**EXERCISE MATERIAL:**

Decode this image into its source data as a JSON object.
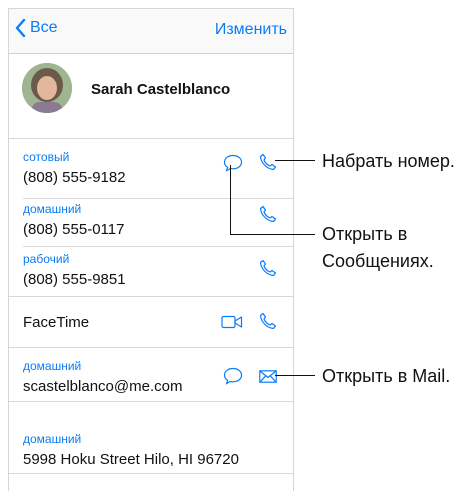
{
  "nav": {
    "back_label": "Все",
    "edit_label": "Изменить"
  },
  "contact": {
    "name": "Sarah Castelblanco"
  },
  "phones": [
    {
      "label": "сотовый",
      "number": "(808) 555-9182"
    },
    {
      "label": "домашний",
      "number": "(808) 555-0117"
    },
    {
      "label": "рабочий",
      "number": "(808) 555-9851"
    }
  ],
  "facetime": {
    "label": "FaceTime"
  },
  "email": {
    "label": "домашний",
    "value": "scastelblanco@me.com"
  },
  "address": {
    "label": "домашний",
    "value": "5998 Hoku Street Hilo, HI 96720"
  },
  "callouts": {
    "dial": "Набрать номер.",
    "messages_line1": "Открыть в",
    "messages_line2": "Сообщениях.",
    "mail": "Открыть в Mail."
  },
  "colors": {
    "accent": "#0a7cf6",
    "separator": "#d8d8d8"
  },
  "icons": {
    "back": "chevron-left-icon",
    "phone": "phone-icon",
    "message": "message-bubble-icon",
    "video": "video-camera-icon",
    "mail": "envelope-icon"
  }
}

==

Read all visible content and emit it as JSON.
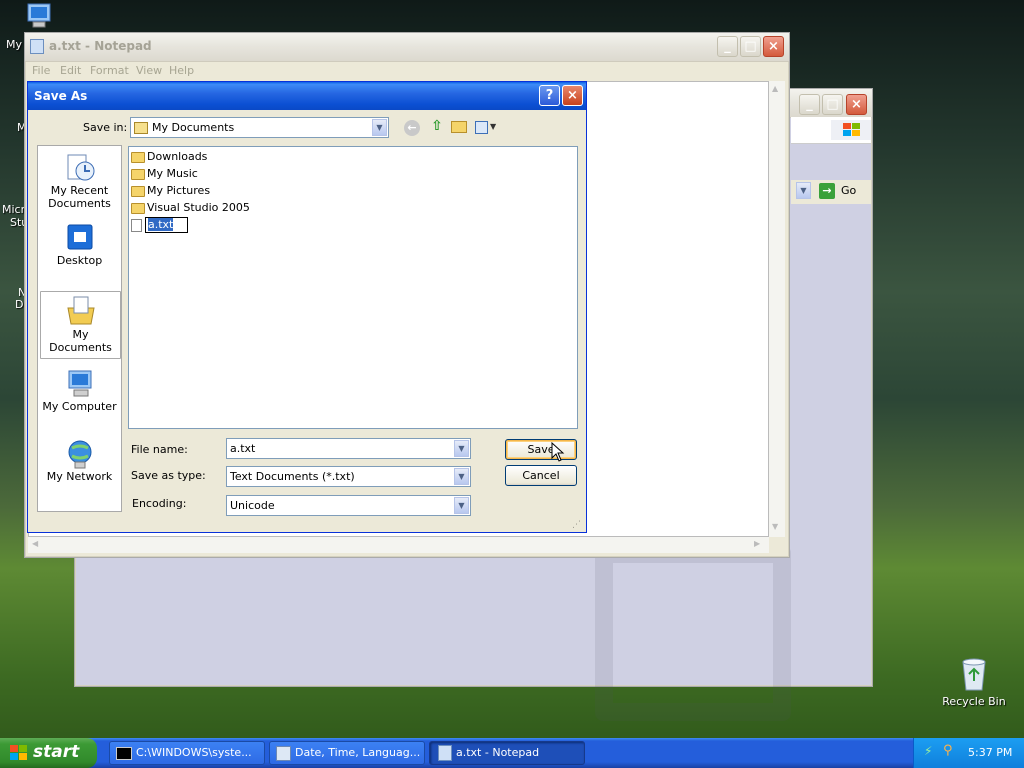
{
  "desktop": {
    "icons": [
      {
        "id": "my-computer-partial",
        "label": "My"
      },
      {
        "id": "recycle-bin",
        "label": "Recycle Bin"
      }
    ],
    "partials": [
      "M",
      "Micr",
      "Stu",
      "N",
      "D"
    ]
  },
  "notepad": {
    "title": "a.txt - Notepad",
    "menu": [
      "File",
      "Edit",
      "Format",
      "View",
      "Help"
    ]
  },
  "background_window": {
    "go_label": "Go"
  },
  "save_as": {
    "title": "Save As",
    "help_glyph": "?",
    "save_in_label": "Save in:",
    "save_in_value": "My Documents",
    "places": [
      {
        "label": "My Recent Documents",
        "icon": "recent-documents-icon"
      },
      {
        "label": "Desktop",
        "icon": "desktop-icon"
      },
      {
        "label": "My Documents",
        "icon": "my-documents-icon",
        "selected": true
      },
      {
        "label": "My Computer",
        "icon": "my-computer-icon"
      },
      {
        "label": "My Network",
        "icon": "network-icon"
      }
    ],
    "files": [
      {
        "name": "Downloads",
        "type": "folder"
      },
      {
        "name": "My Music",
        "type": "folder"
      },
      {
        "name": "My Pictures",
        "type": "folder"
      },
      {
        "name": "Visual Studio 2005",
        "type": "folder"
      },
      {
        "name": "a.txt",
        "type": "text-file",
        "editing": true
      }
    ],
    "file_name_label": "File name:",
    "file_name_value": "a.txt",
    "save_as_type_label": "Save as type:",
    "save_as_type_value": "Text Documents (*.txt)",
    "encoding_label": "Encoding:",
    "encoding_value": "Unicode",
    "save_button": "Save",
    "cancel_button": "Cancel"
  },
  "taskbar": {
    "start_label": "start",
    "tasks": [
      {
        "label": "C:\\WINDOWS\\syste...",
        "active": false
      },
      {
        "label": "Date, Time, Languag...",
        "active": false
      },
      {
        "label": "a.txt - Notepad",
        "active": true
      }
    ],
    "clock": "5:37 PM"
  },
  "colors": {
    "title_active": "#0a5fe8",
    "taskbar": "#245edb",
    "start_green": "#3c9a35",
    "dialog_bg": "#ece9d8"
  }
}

**WORK TO BE COMPLETED:**
Look through the entries above and list every line containing "number".

**RESULT BELOW:**
      "number": "(808) 555-9182"
      "number": "(808) 555-0117"
      "number": "(808) 555-9851"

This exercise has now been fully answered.